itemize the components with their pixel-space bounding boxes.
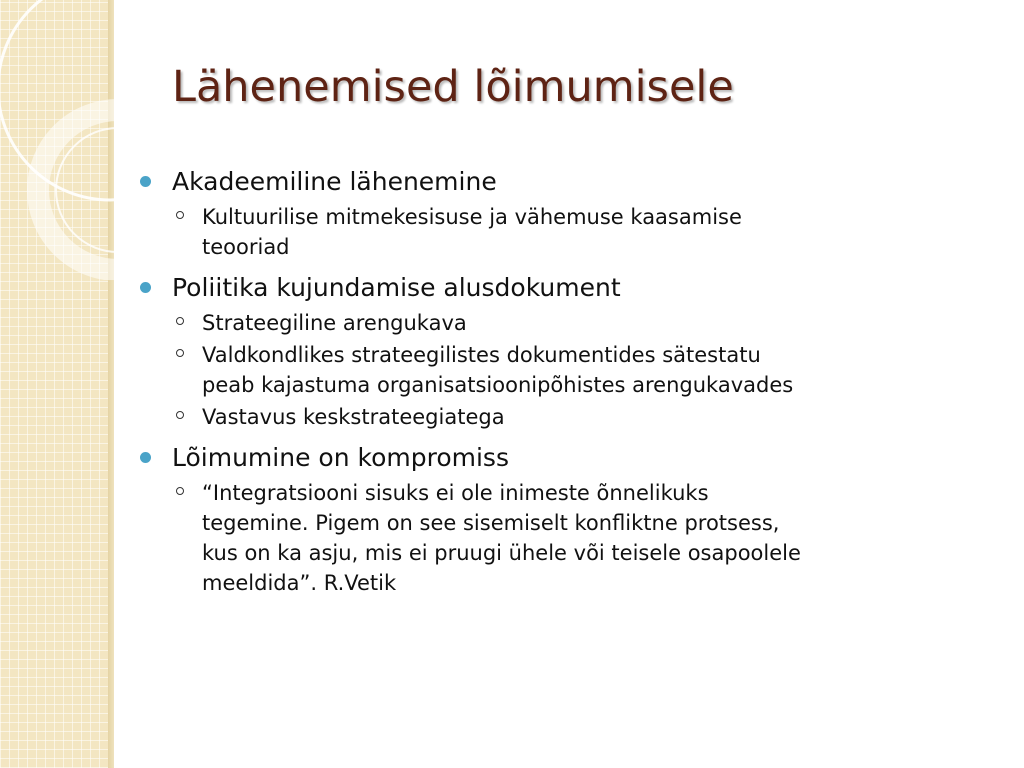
bullet-dot-icon [140,176,151,187]
bullet-text: Akadeemiline lähenemine [172,167,497,196]
ring-bullet-icon [176,211,184,219]
text-line: tegemine. Pigem on see sisemiselt konfliktne protsess, [202,511,780,535]
sub-bullet-item [140,402,1000,432]
text-line: peab kajastuma organisatsioonipõhistes arengukavades [202,373,794,397]
bullet-item [140,164,1000,200]
decorative-rings [0,0,150,280]
text-line: Strateegiline arengukava [202,311,467,335]
bullet-dot-icon [140,452,151,463]
ring-bullet-icon [176,349,184,357]
bullet-item [140,440,1000,476]
bullet-text: Lõimumine on kompromiss [172,443,509,472]
sub-bullet-item [140,478,1000,598]
sub-bullet-item [140,202,1000,262]
sub-bullet-item [140,340,1000,400]
bullet-dot-icon [140,282,151,293]
ring-bullet-icon [176,317,184,325]
text-line: “Integratsiooni sisuks ei ole inimeste õnnelikuks [202,481,709,505]
text-line: meeldida”. R.Vetik [202,571,397,595]
ring-bullet-icon [176,487,184,495]
sub-bullet-text [202,402,1000,432]
slide-content [140,164,1000,598]
bullet-text: Poliitika kujundamise alusdokument [172,273,621,302]
ring-bullet-icon [176,411,184,419]
sub-bullet-item [140,308,1000,338]
text-line: kus on ka asju, mis ei pruugi ühele või teisele osapoolele [202,541,801,565]
sub-bullet-text [202,308,1000,338]
bullet-item [140,270,1000,306]
text-line: Valdkondlikes strateegilistes dokumentides sätestatu [202,343,761,367]
text-line: Kultuurilise mitmekesisuse ja vähemuse kaasamise [202,205,742,229]
text-line: teooriad [202,235,290,259]
sub-bullet-text [202,340,1000,400]
sub-bullet-text [202,478,1000,598]
sub-bullet-text [202,202,1000,262]
text-line: Vastavus keskstrateegiatega [202,405,505,429]
slide-title: Lähenemised lõimumisele [172,62,734,112]
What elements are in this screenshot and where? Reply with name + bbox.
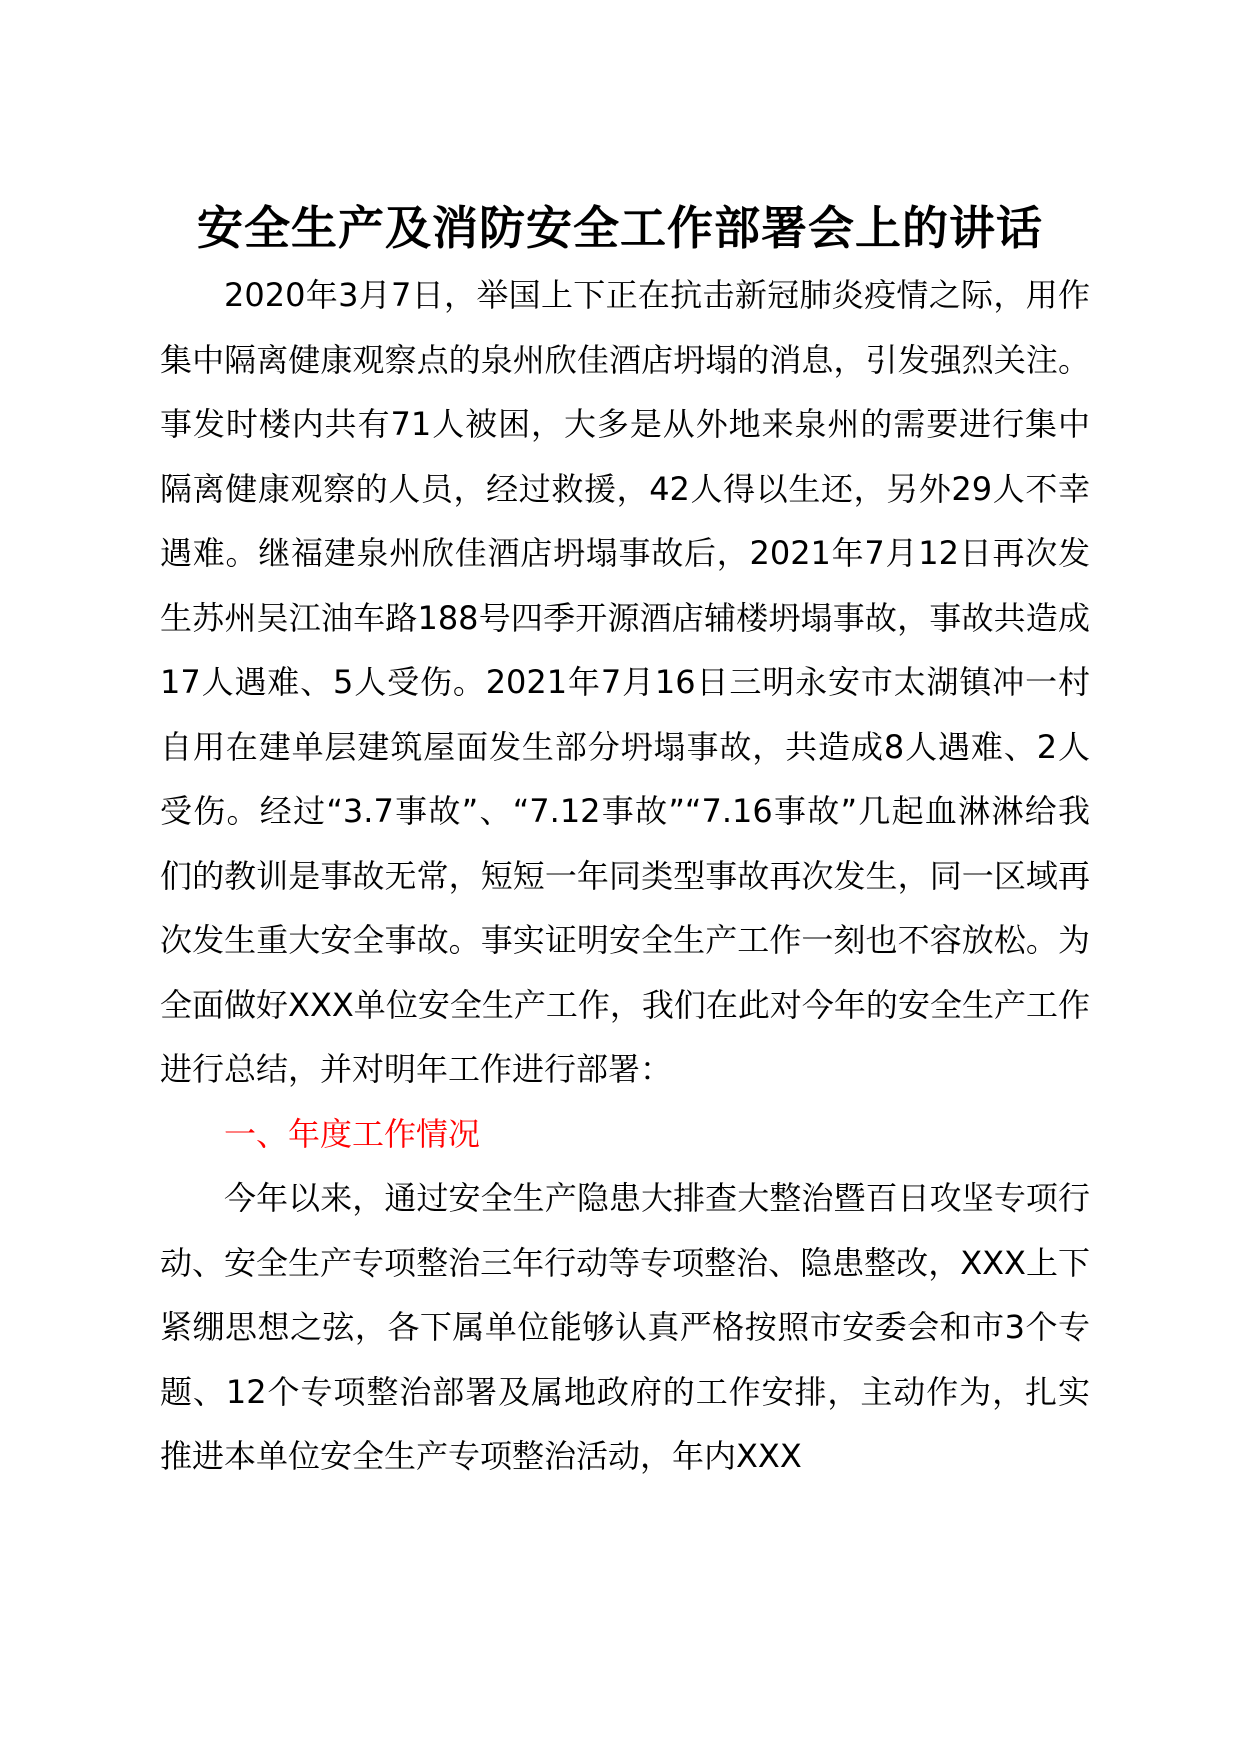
intro-paragraph: 2020年3月7日，举国上下正在抗击新冠肺炎疫情之际，用作集中隔离健康观察点的泉州欣佳酒店坍塌的消息，引发强烈关注。事发时楼内共有71人被困，大多是从外地来泉州的需要进行集中隔离健康观察的人员，经过救援，42人得以生还，另外29人不幸遇难。继福建泉州欣佳酒店坍塌事故后，2021年7月12日再次发生苏州吴江油车路188号四季开源酒店辅楼坍塌事故，事故共造成17人遇难、5人受伤。2021年7月16日三明永安市太湖镇冲一村自用在建单层建筑屋面发生部分坍塌事故，共造成8人遇难、2人受伤。经过“3.7事故”、“7.12事故”“7.16事故”几起血淋淋给我们的教训是事故无常，短短一年同类型事故再次发生，同一区域再次发生重大安全事故。事实证明安全生产工作一刻也不容放松。为全面做好XXX单位安全生产工作，我们在此对今年的安全生产工作进行总结，并对明年工作进行部署： [160, 276, 1090, 1088]
document-body [160, 263, 1090, 1489]
section-heading-annual-work: 一、年度工作情况 [224, 1114, 481, 1153]
document-title: 安全生产及消防安全工作部署会上的讲话 [197, 201, 1043, 255]
annual-work-paragraph: 今年以来，通过安全生产隐患大排查大整治暨百日攻坚专项行动、安全生产专项整治三年行动等专项整治、隐患整改，XXX上下紧绷思想之弦，各下属单位能够认真严格按照市安委会和市3个专题、12个专项整治部署及属地政府的工作安排，主动作为，扎实推进本单位安全生产专项整治活动，年内XXX [160, 1179, 1090, 1475]
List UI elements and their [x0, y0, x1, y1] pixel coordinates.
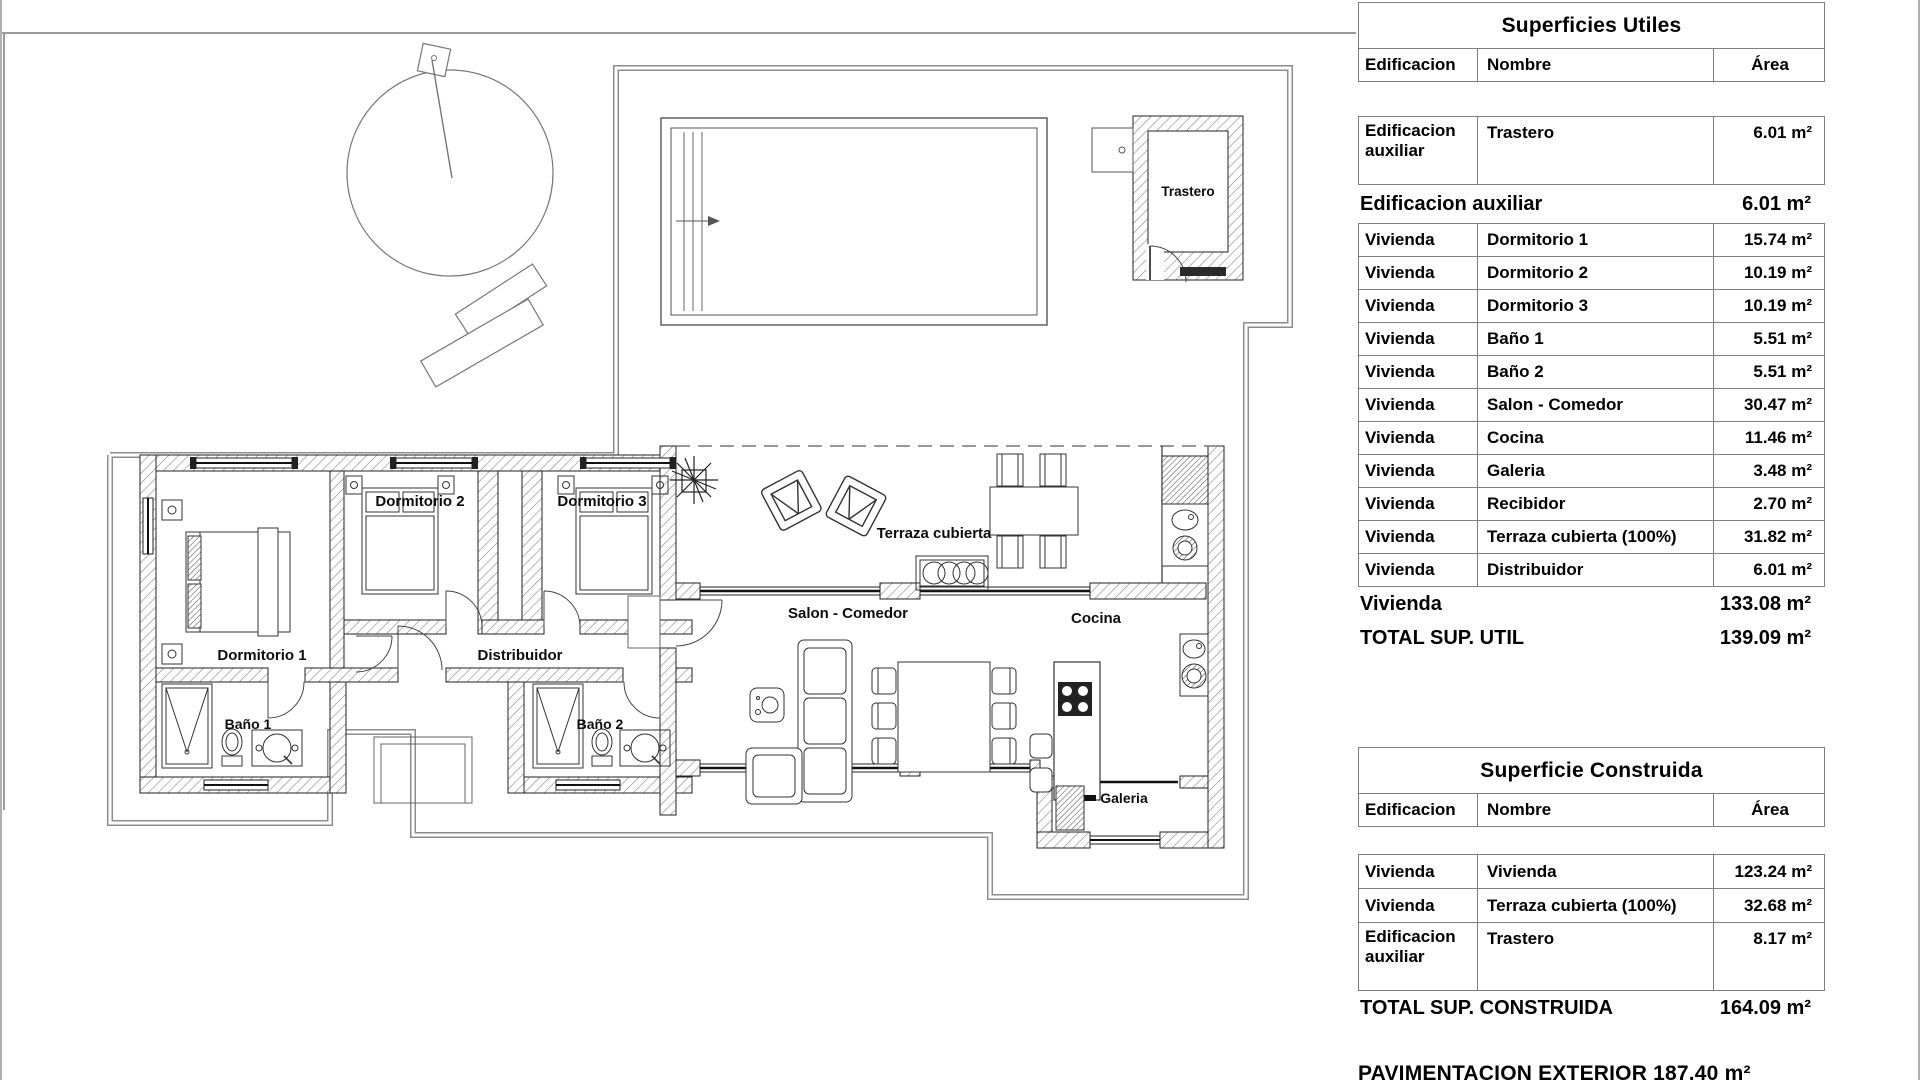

● ● ●

* **YOUR INSTRUCTIONS**: Arrange the part of the data that opens with the line containing "bullet-dot-icon [140,176,151,187]" and closes with the line containing "sub-bullet-text [202,202,1000,262]" as a JSON list of strings, one string per line, both end lines included and any blank lines omitted.

* **EXERCISE ANSWER**:
[
  "bullet-dot-icon [140,176,151,187]",
  "bullet-text: Akadeemiline lähenemine [172,167,497,196]",
  "ring-bullet-icon [176,211,184,219]",
  "text-line: tegemine. Pigem on see sisemiselt konfliktne protsess, [202,511,780,535]",
  "sub-bullet-item [140,402,1000,432]",
  "text-line: peab kajastuma organisatsioonipõhistes arengukavades [202,373,794,397]",
  "bullet-item [140,164,1000,200]",
  "decorative-rings [0,0,150,280]",
  "text-line: Strateegiline arengukava [202,311,467,335]",
  "bullet-dot-icon [140,452,151,463]",
  "ring-bullet-icon [176,349,184,357]",
  "bullet-item [140,440,1000,476]",
  "bullet-text: Lõimumine on kompromiss [172,443,509,472]",
  "sub-bullet-item [140,478,1000,598]",
  "sub-bullet-item [140,202,1000,262]",
  "sub-bullet-item [140,340,1000,400]",
  "bullet-dot-icon [140,282,151,293]",
  "ring-bullet-icon [176,317,184,325]",
  "text-line: “Integratsiooni sisuks ei ole inimeste õnnelikuks [202,481,709,505]",
  "text-line: meeldida”. R.Vetik [202,571,397,595]",
  "ring-bullet-icon [176,487,184,495]",
  "sub-bullet-text [202,402,1000,432]",
  "slide-content [140,164,1000,598]",
  "bullet-text: Poliitika kujundamise alusdokument [172,273,621,302]",
  "ring-bullet-icon [176,411,184,419]",
  "sub-bullet-item [140,308,1000,338]",
  "text-line: kus on ka asju, mis ei pruugi ühele või teisele osapoolele [202,541,801,565]",
  "sub-bullet-text [202,308,1000,338]",
  "bullet-item [140,270,1000,306]",
  "text-line: Valdkondlikes strateegilistes dokumentides sätestatu [202,343,761,367]",
  "text-line: Kultuurilise mitmekesisuse ja vähemuse kaasamise [202,205,742,229]",
  "text-line: teooriad [202,235,290,259]",
  "sub-bullet-text [202,340,1000,400]",
  "sub-bullet-text [202,478,1000,598]",
  "sub-bullet-text [202,202,1000,262]"
]